Copy each line below in which the string "形容干饭煮得太烂" occurs.

Data supplied.
□ □ □ □ □
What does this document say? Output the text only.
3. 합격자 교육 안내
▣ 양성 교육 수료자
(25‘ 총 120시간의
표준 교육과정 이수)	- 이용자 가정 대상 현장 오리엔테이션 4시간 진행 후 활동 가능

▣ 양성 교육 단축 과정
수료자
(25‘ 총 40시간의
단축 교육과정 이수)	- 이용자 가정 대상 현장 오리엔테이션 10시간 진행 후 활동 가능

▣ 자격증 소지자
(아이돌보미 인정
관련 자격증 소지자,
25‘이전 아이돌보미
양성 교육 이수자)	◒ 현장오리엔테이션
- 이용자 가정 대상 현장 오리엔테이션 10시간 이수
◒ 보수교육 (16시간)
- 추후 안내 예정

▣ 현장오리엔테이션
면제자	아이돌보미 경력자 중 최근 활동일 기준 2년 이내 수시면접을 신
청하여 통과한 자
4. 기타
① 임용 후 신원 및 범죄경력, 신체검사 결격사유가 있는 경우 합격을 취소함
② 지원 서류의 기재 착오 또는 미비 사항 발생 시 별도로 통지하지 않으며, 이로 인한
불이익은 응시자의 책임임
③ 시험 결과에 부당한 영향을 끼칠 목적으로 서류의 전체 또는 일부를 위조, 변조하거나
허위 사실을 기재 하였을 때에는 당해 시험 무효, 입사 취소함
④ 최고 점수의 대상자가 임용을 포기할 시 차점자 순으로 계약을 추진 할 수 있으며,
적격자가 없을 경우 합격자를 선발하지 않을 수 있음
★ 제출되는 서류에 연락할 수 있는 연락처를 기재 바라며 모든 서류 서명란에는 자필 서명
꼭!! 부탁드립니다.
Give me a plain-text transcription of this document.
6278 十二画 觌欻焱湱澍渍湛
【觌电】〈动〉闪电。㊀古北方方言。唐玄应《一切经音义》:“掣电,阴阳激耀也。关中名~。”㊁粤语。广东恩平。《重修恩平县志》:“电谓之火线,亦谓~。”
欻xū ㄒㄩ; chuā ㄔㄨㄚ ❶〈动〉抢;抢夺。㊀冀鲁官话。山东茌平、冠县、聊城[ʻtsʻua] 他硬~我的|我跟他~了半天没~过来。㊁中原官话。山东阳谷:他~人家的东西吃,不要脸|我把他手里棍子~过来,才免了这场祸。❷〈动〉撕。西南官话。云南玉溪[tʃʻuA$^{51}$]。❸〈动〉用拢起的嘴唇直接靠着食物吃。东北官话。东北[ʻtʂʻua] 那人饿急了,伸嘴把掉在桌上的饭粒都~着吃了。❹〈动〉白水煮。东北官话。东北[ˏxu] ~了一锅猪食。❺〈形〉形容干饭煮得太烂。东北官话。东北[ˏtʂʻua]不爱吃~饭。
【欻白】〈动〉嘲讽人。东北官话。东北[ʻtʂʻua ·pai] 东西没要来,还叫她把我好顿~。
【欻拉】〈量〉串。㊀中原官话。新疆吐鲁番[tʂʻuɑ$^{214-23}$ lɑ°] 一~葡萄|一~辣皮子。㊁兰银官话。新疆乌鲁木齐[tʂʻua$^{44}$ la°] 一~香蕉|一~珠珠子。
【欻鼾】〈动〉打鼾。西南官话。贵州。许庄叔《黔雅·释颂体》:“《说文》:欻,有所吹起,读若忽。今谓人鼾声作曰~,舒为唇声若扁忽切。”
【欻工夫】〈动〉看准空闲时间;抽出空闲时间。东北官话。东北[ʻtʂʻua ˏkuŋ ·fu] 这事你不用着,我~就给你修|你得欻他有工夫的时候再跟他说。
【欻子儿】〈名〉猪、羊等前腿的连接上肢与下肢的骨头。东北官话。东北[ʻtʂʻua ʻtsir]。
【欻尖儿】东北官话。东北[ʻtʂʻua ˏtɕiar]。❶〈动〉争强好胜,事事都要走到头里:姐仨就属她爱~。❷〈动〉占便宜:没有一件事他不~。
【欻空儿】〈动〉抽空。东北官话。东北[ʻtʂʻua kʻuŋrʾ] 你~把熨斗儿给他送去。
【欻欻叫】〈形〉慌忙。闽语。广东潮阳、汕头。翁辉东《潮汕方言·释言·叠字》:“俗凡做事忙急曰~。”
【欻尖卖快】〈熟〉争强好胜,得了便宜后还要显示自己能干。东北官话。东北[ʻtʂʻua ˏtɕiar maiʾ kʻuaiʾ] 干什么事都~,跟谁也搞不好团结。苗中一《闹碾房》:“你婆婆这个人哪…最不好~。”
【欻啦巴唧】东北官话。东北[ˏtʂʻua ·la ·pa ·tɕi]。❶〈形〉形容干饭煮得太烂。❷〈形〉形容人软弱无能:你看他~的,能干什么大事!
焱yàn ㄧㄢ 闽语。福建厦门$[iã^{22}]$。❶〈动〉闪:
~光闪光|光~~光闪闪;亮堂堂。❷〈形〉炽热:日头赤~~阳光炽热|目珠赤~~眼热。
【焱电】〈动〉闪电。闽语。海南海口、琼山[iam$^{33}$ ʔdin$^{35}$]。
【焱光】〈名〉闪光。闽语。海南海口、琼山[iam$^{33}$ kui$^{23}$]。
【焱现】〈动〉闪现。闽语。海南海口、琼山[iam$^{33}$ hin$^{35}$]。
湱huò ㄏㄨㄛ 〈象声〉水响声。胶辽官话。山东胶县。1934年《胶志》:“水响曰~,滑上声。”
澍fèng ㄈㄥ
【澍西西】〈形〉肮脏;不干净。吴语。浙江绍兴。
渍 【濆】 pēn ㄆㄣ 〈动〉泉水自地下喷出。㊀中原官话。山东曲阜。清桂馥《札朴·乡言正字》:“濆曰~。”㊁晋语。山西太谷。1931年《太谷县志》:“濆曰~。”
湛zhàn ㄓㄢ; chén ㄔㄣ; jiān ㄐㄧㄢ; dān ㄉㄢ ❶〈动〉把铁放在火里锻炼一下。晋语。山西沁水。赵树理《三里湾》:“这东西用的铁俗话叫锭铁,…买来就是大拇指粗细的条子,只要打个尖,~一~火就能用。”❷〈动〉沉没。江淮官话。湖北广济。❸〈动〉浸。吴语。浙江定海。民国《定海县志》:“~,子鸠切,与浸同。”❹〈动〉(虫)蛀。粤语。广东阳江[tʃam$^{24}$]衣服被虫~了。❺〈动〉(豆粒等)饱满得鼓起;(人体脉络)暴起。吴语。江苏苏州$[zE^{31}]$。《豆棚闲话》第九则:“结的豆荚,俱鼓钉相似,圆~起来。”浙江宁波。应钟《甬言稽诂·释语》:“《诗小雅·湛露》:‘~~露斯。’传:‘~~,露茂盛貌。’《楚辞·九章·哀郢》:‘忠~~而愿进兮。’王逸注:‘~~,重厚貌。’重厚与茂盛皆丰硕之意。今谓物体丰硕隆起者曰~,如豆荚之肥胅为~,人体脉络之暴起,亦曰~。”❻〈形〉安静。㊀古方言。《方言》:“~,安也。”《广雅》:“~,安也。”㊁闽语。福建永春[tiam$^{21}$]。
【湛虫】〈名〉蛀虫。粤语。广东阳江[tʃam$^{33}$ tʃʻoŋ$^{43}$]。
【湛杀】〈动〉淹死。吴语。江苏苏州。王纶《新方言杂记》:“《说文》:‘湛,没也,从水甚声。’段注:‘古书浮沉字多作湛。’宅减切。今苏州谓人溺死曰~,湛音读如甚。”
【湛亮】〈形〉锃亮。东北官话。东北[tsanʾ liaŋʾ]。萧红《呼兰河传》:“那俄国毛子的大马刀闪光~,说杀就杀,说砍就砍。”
□ □ □ □ □
Solution to this task.
欻xū ㄒㄩ; chuā ㄔㄨㄚ ❶〈动〉抢;抢夺。㊀冀鲁官话。山东茌平、冠县、聊城[ʻtsʻua] 他硬~我的|我跟他~了半天没~过来。㊁中原官话。山东阳谷:他~人家的东西吃,不要脸|我把他手里棍子~过来,才免了这场祸。❷〈动〉撕。西南官话。云南玉溪[tʃʻuA$^{51}$]。❸〈动〉用拢起的嘴唇直接靠着食物吃。东北官话。东北[ʻtʂʻua] 那人饿急了,伸嘴把掉在桌上的饭粒都~着吃了。❹〈动〉白水煮。东北官话。东北[ˏxu] ~了一锅猪食。❺〈形〉形容干饭煮得太烂。东北官话。东北[ˏtʂʻua]不爱吃~饭。
【欻啦巴唧】东北官话。东北[ˏtʂʻua ·la ·pa ·tɕi]。❶〈形〉形容干饭煮得太烂。❷〈形〉形容人软弱无能:你看他~的,能干什么大事!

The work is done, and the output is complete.